-- start Supplied entries --
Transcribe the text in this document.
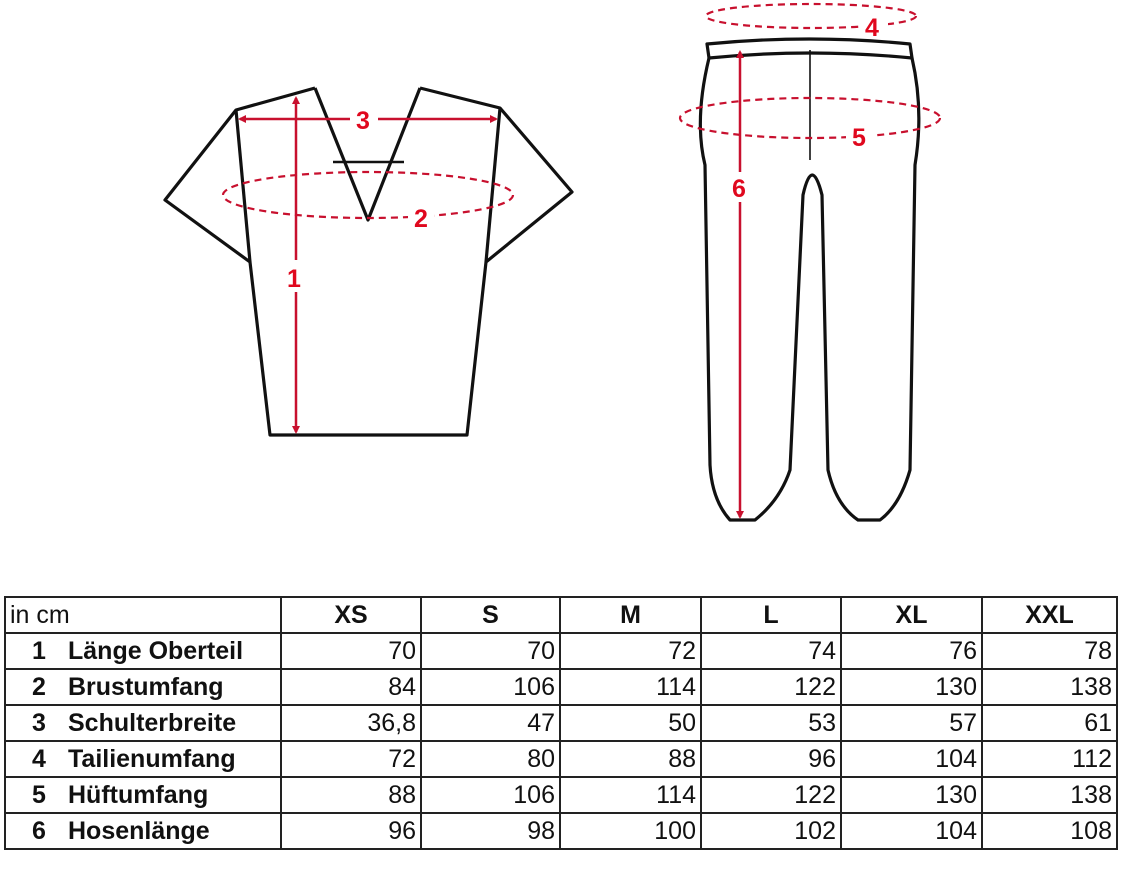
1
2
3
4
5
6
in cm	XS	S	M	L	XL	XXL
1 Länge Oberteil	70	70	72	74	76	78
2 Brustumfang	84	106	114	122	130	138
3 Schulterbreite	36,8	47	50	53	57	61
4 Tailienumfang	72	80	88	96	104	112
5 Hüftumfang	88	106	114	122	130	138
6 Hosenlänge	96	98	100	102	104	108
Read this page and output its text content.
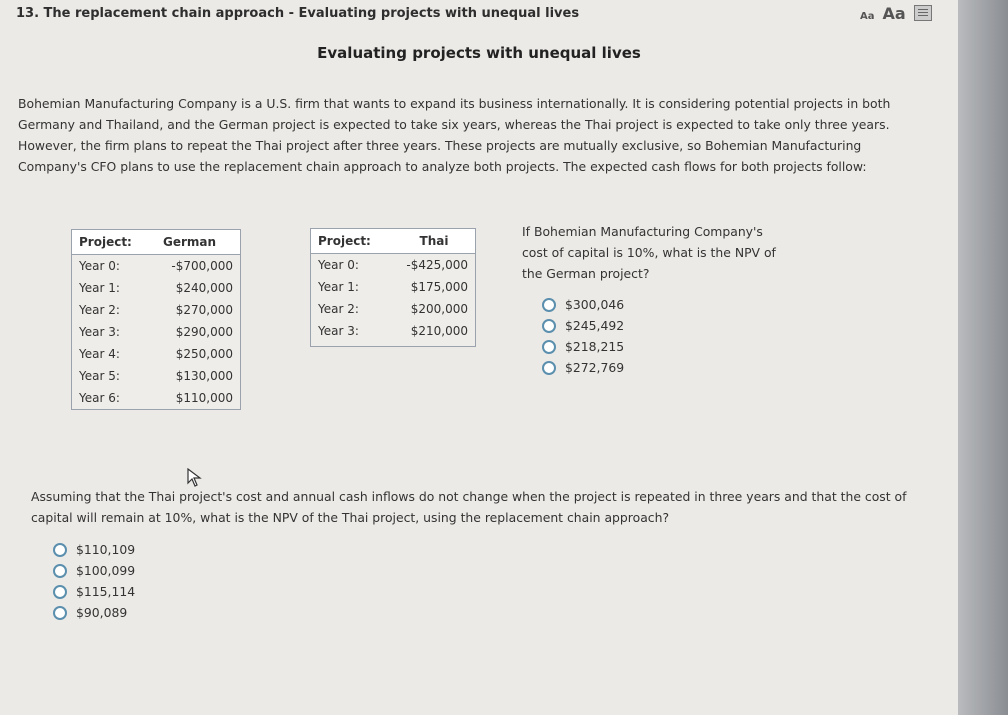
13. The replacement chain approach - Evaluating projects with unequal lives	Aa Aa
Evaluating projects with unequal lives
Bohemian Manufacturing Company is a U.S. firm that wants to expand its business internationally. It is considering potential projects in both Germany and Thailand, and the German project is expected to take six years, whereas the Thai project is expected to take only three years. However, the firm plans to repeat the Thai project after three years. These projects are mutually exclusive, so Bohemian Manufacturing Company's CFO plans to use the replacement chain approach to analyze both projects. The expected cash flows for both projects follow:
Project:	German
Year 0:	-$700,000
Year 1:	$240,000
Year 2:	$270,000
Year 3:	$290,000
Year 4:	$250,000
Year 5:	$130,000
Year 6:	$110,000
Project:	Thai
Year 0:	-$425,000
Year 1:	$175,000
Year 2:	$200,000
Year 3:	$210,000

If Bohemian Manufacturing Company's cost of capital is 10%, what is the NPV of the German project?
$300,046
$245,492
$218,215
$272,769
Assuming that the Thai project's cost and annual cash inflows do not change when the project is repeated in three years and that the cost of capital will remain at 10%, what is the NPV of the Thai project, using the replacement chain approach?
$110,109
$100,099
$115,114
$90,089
-- end Supplied entries --
- _Job_
Find out how many lines in the listing contain the string "approach". Give the number alone.

- _Solution to this task_
3